◆ WRITTEN PROBLEM ◆
Retype everything in the listing, leaving each line exactly as it is.

— Start PROVIDED RECORDS —

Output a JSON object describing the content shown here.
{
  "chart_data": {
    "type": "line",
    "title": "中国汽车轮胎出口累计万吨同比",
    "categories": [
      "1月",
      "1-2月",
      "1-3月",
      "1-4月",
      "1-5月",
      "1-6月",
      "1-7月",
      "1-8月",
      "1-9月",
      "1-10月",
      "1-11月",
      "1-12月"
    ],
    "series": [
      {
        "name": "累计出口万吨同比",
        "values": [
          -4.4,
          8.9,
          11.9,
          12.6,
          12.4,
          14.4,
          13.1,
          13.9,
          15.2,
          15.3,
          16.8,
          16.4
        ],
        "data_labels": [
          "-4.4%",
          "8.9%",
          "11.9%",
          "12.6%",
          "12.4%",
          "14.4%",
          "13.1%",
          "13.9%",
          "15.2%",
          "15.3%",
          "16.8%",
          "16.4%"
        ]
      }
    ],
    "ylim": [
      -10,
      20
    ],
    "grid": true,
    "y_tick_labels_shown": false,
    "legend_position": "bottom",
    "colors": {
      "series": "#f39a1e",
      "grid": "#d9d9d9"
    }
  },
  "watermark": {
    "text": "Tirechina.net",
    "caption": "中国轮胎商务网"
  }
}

— End PROVIDED RECORDS —

◆ FINAL RESULT ◆
Output a JSON object describing the content shown here.
{
  "chart_data": {
    "type": "line",
    "title": "中国汽车轮胎出口累计万吨同比",
    "categories": [
      "1月",
      "1-2月",
      "1-3月",
      "1-4月",
      "1-5月",
      "1-6月",
      "1-7月",
      "1-8月",
      "1-9月",
      "1-10月",
      "1-11月",
      "1-12月"
    ],
    "series": [
      {
        "name": "累计出口万吨同比",
        "values": [
          -4.4,
          8.9,
          11.9,
          12.6,
          12.4,
          14.4,
          13.1,
          13.9,
          15.2,
          15.3,
          16.8,
          16.4
        ],
        "data_labels": [
          "-4.4%",
          "8.9%",
          "11.9%",
          "12.6%",
          "12.4%",
          "14.4%",
          "13.1%",
          "13.9%",
          "15.2%",
          "15.3%",
          "16.8%",
          "16.4%"
        ]
      }
    ],
    "ylim": [
      -10,
      20
    ],
    "grid": true,
    "y_tick_labels_shown": false,
    "legend_position": "bottom",
    "colors": {
      "series": "#f39a1e",
      "grid": "#d9d9d9"
    }
  },
  "watermark": {
    "text": "Tirechina.net",
    "caption": "中国轮胎商务网"
  }
}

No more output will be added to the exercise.